The exercise
Write the entries out again exactly as they stand, but without the pictures.

Dataset rows
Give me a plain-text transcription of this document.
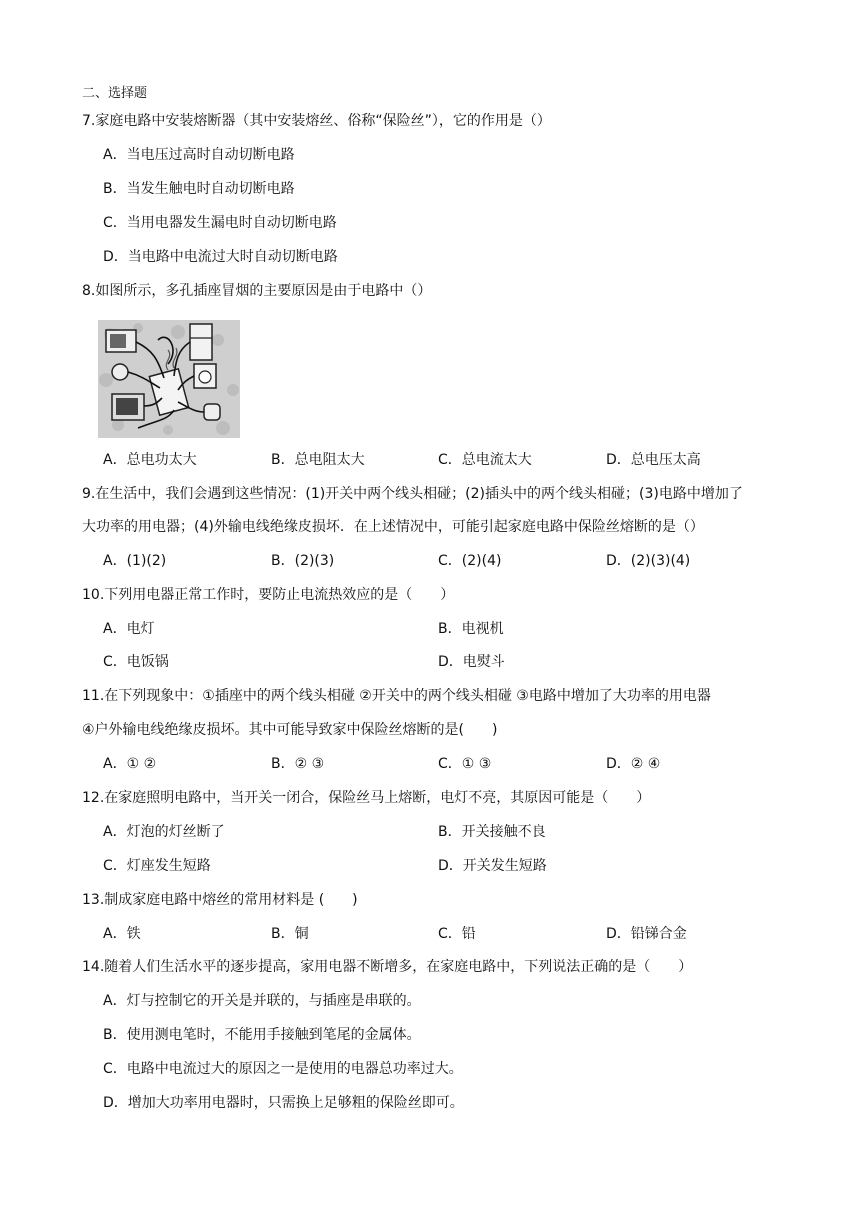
二、选择题
7.家庭电路中安装熔断器（其中安装熔丝、俗称“保险丝”），它的作用是（）
A．当电压过高时自动切断电路
B．当发生触电时自动切断电路
C．当用电器发生漏电时自动切断电路
D．当电路中电流过大时自动切断电路
8.如图所示，多孔插座冒烟的主要原因是由于电路中（）
A．总电功太大	B．总电阻太大	C．总电流太大	D．总电压太高
9.在生活中，我们会遇到这些情况：(1)开关中两个线头相碰；(2)插头中的两个线头相碰；(3)电路中增加了
大功率的用电器；(4)外输电线绝缘皮损坏．在上述情况中，可能引起家庭电路中保险丝熔断的是（）
A．(1)(2)	B．(2)(3)	C．(2)(4)	D．(2)(3)(4)
10.下列用电器正常工作时，要防止电流热效应的是（　　）
A．电灯	B．电视机
C．电饭锅	D．电熨斗
11.在下列现象中：①插座中的两个线头相碰 ②开关中的两个线头相碰 ③电路中增加了大功率的用电器
④户外输电线绝缘皮损坏。其中可能导致家中保险丝熔断的是(　　)
A．① ②	B．② ③	C．① ③	D．② ④
12.在家庭照明电路中，当开关一闭合，保险丝马上熔断，电灯不亮，其原因可能是（　　）
A．灯泡的灯丝断了	B．开关接触不良
C．灯座发生短路	D．开关发生短路
13.制成家庭电路中熔丝的常用材料是 (　　)
A．铁	B．铜	C．铅	D．铅锑合金
14.随着人们生活水平的逐步提高，家用电器不断增多，在家庭电路中，下列说法正确的是（　　）
A．灯与控制它的开关是并联的，与插座是串联的。
B．使用测电笔时，不能用手接触到笔尾的金属体。
C．电路中电流过大的原因之一是使用的电器总功率过大。
D．增加大功率用电器时，只需换上足够粗的保险丝即可。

Solution for this task
Give me a plain-text transcription of this document.
二、选择题
7.家庭电路中安装熔断器（其中安装熔丝、俗称“保险丝”），它的作用是（）
A．当电压过高时自动切断电路
B．当发生触电时自动切断电路
C．当用电器发生漏电时自动切断电路
D．当电路中电流过大时自动切断电路
8.如图所示，多孔插座冒烟的主要原因是由于电路中（）
A．总电功太大	B．总电阻太大	C．总电流太大	D．总电压太高
9.在生活中，我们会遇到这些情况：(1)开关中两个线头相碰；(2)插头中的两个线头相碰；(3)电路中增加了
大功率的用电器；(4)外输电线绝缘皮损坏．在上述情况中，可能引起家庭电路中保险丝熔断的是（）
A．(1)(2)	B．(2)(3)	C．(2)(4)	D．(2)(3)(4)
10.下列用电器正常工作时，要防止电流热效应的是（　　）
A．电灯	B．电视机
C．电饭锅	D．电熨斗
11.在下列现象中：①插座中的两个线头相碰 ②开关中的两个线头相碰 ③电路中增加了大功率的用电器
④户外输电线绝缘皮损坏。其中可能导致家中保险丝熔断的是(　　)
A．① ②	B．② ③	C．① ③	D．② ④
12.在家庭照明电路中，当开关一闭合，保险丝马上熔断，电灯不亮，其原因可能是（　　）
A．灯泡的灯丝断了	B．开关接触不良
C．灯座发生短路	D．开关发生短路
13.制成家庭电路中熔丝的常用材料是 (　　)
A．铁	B．铜	C．铅	D．铅锑合金
14.随着人们生活水平的逐步提高，家用电器不断增多，在家庭电路中，下列说法正确的是（　　）
A．灯与控制它的开关是并联的，与插座是串联的。
B．使用测电笔时，不能用手接触到笔尾的金属体。
C．电路中电流过大的原因之一是使用的电器总功率过大。
D．增加大功率用电器时，只需换上足够粗的保险丝即可。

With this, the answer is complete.